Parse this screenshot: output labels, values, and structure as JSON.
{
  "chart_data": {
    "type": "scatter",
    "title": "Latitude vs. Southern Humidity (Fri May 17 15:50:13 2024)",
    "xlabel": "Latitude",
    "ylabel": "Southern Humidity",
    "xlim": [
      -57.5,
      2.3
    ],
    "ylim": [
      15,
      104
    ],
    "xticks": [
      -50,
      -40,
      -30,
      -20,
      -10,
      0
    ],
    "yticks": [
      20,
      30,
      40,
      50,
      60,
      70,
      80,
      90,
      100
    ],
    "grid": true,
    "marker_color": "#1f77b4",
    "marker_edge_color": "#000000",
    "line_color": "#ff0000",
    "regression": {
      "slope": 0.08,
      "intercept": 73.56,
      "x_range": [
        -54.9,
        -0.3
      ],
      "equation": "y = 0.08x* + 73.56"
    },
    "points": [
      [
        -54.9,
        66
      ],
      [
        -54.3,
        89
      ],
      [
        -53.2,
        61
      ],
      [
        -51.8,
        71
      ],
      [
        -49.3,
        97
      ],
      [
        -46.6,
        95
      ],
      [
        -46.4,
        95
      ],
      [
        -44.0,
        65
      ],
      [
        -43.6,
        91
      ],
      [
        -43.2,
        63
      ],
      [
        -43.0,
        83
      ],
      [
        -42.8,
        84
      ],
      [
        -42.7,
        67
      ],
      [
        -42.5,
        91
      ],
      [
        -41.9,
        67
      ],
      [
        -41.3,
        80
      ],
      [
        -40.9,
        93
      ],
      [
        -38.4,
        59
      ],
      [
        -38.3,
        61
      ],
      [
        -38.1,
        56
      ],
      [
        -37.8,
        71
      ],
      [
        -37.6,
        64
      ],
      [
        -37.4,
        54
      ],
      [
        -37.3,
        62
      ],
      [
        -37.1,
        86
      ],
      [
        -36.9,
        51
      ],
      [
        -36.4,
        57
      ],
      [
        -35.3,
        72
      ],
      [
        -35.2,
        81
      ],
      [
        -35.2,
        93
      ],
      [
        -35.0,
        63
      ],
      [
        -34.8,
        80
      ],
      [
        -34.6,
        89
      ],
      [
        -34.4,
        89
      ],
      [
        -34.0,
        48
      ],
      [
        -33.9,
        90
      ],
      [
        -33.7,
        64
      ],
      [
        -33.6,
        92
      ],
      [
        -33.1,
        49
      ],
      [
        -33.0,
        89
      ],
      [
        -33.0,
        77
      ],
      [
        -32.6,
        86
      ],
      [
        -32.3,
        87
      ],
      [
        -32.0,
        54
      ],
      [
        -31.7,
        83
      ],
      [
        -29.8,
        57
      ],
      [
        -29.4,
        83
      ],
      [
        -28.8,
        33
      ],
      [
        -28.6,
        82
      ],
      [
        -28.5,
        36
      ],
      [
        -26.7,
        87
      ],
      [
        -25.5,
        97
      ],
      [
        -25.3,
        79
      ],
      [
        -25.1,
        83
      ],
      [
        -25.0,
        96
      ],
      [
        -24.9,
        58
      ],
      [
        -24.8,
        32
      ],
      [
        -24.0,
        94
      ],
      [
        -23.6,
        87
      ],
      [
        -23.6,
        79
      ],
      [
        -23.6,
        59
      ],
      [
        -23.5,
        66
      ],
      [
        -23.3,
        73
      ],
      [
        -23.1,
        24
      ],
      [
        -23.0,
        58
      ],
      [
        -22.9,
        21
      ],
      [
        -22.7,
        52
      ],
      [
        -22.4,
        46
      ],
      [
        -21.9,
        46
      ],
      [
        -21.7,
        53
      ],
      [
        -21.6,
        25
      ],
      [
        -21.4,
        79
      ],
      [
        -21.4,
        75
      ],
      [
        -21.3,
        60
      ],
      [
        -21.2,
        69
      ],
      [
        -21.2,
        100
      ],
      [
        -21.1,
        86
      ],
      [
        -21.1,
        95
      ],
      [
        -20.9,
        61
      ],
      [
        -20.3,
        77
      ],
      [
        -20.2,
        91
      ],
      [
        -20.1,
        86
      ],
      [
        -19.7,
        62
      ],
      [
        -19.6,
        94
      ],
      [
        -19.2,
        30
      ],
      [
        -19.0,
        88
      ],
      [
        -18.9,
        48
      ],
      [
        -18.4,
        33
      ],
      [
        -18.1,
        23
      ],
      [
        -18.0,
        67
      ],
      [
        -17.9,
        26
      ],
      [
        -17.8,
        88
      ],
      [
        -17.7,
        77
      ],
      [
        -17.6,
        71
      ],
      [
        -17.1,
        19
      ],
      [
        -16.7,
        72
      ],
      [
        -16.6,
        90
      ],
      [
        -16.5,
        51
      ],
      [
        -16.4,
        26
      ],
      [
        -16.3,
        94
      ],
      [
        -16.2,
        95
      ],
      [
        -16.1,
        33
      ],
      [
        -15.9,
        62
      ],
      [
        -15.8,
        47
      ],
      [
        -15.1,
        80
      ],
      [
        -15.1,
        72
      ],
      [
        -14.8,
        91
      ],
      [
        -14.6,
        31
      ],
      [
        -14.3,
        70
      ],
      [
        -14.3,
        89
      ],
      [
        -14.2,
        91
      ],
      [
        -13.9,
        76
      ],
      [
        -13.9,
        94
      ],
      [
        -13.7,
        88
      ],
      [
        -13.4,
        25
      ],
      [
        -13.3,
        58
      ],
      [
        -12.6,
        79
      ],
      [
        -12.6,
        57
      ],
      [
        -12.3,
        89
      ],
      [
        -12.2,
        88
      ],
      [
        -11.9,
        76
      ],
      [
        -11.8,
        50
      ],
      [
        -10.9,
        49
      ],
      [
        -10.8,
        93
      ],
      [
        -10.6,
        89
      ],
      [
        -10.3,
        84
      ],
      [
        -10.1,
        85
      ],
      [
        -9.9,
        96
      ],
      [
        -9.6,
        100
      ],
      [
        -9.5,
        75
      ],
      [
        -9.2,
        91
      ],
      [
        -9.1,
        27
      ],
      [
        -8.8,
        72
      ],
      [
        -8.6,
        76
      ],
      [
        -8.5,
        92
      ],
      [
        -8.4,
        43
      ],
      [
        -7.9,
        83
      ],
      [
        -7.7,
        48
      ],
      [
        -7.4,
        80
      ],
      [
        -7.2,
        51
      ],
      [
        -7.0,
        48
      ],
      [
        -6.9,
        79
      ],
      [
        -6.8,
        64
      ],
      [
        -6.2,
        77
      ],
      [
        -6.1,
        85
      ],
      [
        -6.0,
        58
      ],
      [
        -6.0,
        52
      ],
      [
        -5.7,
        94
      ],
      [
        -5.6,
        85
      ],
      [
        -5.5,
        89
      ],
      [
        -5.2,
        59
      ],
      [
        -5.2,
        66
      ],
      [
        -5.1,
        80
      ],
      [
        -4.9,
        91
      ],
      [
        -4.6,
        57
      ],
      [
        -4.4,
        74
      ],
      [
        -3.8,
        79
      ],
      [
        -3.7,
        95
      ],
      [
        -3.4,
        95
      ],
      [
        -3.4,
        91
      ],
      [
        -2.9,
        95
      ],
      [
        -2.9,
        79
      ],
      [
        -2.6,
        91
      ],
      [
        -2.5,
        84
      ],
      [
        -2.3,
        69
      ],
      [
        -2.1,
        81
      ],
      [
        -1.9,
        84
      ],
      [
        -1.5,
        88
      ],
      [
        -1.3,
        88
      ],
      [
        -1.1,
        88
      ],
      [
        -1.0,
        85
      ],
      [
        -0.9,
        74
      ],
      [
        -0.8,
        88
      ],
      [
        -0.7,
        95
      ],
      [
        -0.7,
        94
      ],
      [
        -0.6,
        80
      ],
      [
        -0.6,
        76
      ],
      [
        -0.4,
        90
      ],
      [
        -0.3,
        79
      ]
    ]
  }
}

[Set task]:
Extract the complete listing verbatim.

[Expected output]:
Parse this screenshot: output labels, values, and structure as JSON.
{
  "chart_data": {
    "type": "scatter",
    "title": "Latitude vs. Southern Humidity (Fri May 17 15:50:13 2024)",
    "xlabel": "Latitude",
    "ylabel": "Southern Humidity",
    "xlim": [
      -57.5,
      2.3
    ],
    "ylim": [
      15,
      104
    ],
    "xticks": [
      -50,
      -40,
      -30,
      -20,
      -10,
      0
    ],
    "yticks": [
      20,
      30,
      40,
      50,
      60,
      70,
      80,
      90,
      100
    ],
    "grid": true,
    "marker_color": "#1f77b4",
    "marker_edge_color": "#000000",
    "line_color": "#ff0000",
    "regression": {
      "slope": 0.08,
      "intercept": 73.56,
      "x_range": [
        -54.9,
        -0.3
      ],
      "equation": "y = 0.08x* + 73.56"
    },
    "points": [
      [
        -54.9,
        66
      ],
      [
        -54.3,
        89
      ],
      [
        -53.2,
        61
      ],
      [
        -51.8,
        71
      ],
      [
        -49.3,
        97
      ],
      [
        -46.6,
        95
      ],
      [
        -46.4,
        95
      ],
      [
        -44.0,
        65
      ],
      [
        -43.6,
        91
      ],
      [
        -43.2,
        63
      ],
      [
        -43.0,
        83
      ],
      [
        -42.8,
        84
      ],
      [
        -42.7,
        67
      ],
      [
        -42.5,
        91
      ],
      [
        -41.9,
        67
      ],
      [
        -41.3,
        80
      ],
      [
        -40.9,
        93
      ],
      [
        -38.4,
        59
      ],
      [
        -38.3,
        61
      ],
      [
        -38.1,
        56
      ],
      [
        -37.8,
        71
      ],
      [
        -37.6,
        64
      ],
      [
        -37.4,
        54
      ],
      [
        -37.3,
        62
      ],
      [
        -37.1,
        86
      ],
      [
        -36.9,
        51
      ],
      [
        -36.4,
        57
      ],
      [
        -35.3,
        72
      ],
      [
        -35.2,
        81
      ],
      [
        -35.2,
        93
      ],
      [
        -35.0,
        63
      ],
      [
        -34.8,
        80
      ],
      [
        -34.6,
        89
      ],
      [
        -34.4,
        89
      ],
      [
        -34.0,
        48
      ],
      [
        -33.9,
        90
      ],
      [
        -33.7,
        64
      ],
      [
        -33.6,
        92
      ],
      [
        -33.1,
        49
      ],
      [
        -33.0,
        89
      ],
      [
        -33.0,
        77
      ],
      [
        -32.6,
        86
      ],
      [
        -32.3,
        87
      ],
      [
        -32.0,
        54
      ],
      [
        -31.7,
        83
      ],
      [
        -29.8,
        57
      ],
      [
        -29.4,
        83
      ],
      [
        -28.8,
        33
      ],
      [
        -28.6,
        82
      ],
      [
        -28.5,
        36
      ],
      [
        -26.7,
        87
      ],
      [
        -25.5,
        97
      ],
      [
        -25.3,
        79
      ],
      [
        -25.1,
        83
      ],
      [
        -25.0,
        96
      ],
      [
        -24.9,
        58
      ],
      [
        -24.8,
        32
      ],
      [
        -24.0,
        94
      ],
      [
        -23.6,
        87
      ],
      [
        -23.6,
        79
      ],
      [
        -23.6,
        59
      ],
      [
        -23.5,
        66
      ],
      [
        -23.3,
        73
      ],
      [
        -23.1,
        24
      ],
      [
        -23.0,
        58
      ],
      [
        -22.9,
        21
      ],
      [
        -22.7,
        52
      ],
      [
        -22.4,
        46
      ],
      [
        -21.9,
        46
      ],
      [
        -21.7,
        53
      ],
      [
        -21.6,
        25
      ],
      [
        -21.4,
        79
      ],
      [
        -21.4,
        75
      ],
      [
        -21.3,
        60
      ],
      [
        -21.2,
        69
      ],
      [
        -21.2,
        100
      ],
      [
        -21.1,
        86
      ],
      [
        -21.1,
        95
      ],
      [
        -20.9,
        61
      ],
      [
        -20.3,
        77
      ],
      [
        -20.2,
        91
      ],
      [
        -20.1,
        86
      ],
      [
        -19.7,
        62
      ],
      [
        -19.6,
        94
      ],
      [
        -19.2,
        30
      ],
      [
        -19.0,
        88
      ],
      [
        -18.9,
        48
      ],
      [
        -18.4,
        33
      ],
      [
        -18.1,
        23
      ],
      [
        -18.0,
        67
      ],
      [
        -17.9,
        26
      ],
      [
        -17.8,
        88
      ],
      [
        -17.7,
        77
      ],
      [
        -17.6,
        71
      ],
      [
        -17.1,
        19
      ],
      [
        -16.7,
        72
      ],
      [
        -16.6,
        90
      ],
      [
        -16.5,
        51
      ],
      [
        -16.4,
        26
      ],
      [
        -16.3,
        94
      ],
      [
        -16.2,
        95
      ],
      [
        -16.1,
        33
      ],
      [
        -15.9,
        62
      ],
      [
        -15.8,
        47
      ],
      [
        -15.1,
        80
      ],
      [
        -15.1,
        72
      ],
      [
        -14.8,
        91
      ],
      [
        -14.6,
        31
      ],
      [
        -14.3,
        70
      ],
      [
        -14.3,
        89
      ],
      [
        -14.2,
        91
      ],
      [
        -13.9,
        76
      ],
      [
        -13.9,
        94
      ],
      [
        -13.7,
        88
      ],
      [
        -13.4,
        25
      ],
      [
        -13.3,
        58
      ],
      [
        -12.6,
        79
      ],
      [
        -12.6,
        57
      ],
      [
        -12.3,
        89
      ],
      [
        -12.2,
        88
      ],
      [
        -11.9,
        76
      ],
      [
        -11.8,
        50
      ],
      [
        -10.9,
        49
      ],
      [
        -10.8,
        93
      ],
      [
        -10.6,
        89
      ],
      [
        -10.3,
        84
      ],
      [
        -10.1,
        85
      ],
      [
        -9.9,
        96
      ],
      [
        -9.6,
        100
      ],
      [
        -9.5,
        75
      ],
      [
        -9.2,
        91
      ],
      [
        -9.1,
        27
      ],
      [
        -8.8,
        72
      ],
      [
        -8.6,
        76
      ],
      [
        -8.5,
        92
      ],
      [
        -8.4,
        43
      ],
      [
        -7.9,
        83
      ],
      [
        -7.7,
        48
      ],
      [
        -7.4,
        80
      ],
      [
        -7.2,
        51
      ],
      [
        -7.0,
        48
      ],
      [
        -6.9,
        79
      ],
      [
        -6.8,
        64
      ],
      [
        -6.2,
        77
      ],
      [
        -6.1,
        85
      ],
      [
        -6.0,
        58
      ],
      [
        -6.0,
        52
      ],
      [
        -5.7,
        94
      ],
      [
        -5.6,
        85
      ],
      [
        -5.5,
        89
      ],
      [
        -5.2,
        59
      ],
      [
        -5.2,
        66
      ],
      [
        -5.1,
        80
      ],
      [
        -4.9,
        91
      ],
      [
        -4.6,
        57
      ],
      [
        -4.4,
        74
      ],
      [
        -3.8,
        79
      ],
      [
        -3.7,
        95
      ],
      [
        -3.4,
        95
      ],
      [
        -3.4,
        91
      ],
      [
        -2.9,
        95
      ],
      [
        -2.9,
        79
      ],
      [
        -2.6,
        91
      ],
      [
        -2.5,
        84
      ],
      [
        -2.3,
        69
      ],
      [
        -2.1,
        81
      ],
      [
        -1.9,
        84
      ],
      [
        -1.5,
        88
      ],
      [
        -1.3,
        88
      ],
      [
        -1.1,
        88
      ],
      [
        -1.0,
        85
      ],
      [
        -0.9,
        74
      ],
      [
        -0.8,
        88
      ],
      [
        -0.7,
        95
      ],
      [
        -0.7,
        94
      ],
      [
        -0.6,
        80
      ],
      [
        -0.6,
        76
      ],
      [
        -0.4,
        90
      ],
      [
        -0.3,
        79
      ]
    ]
  }
}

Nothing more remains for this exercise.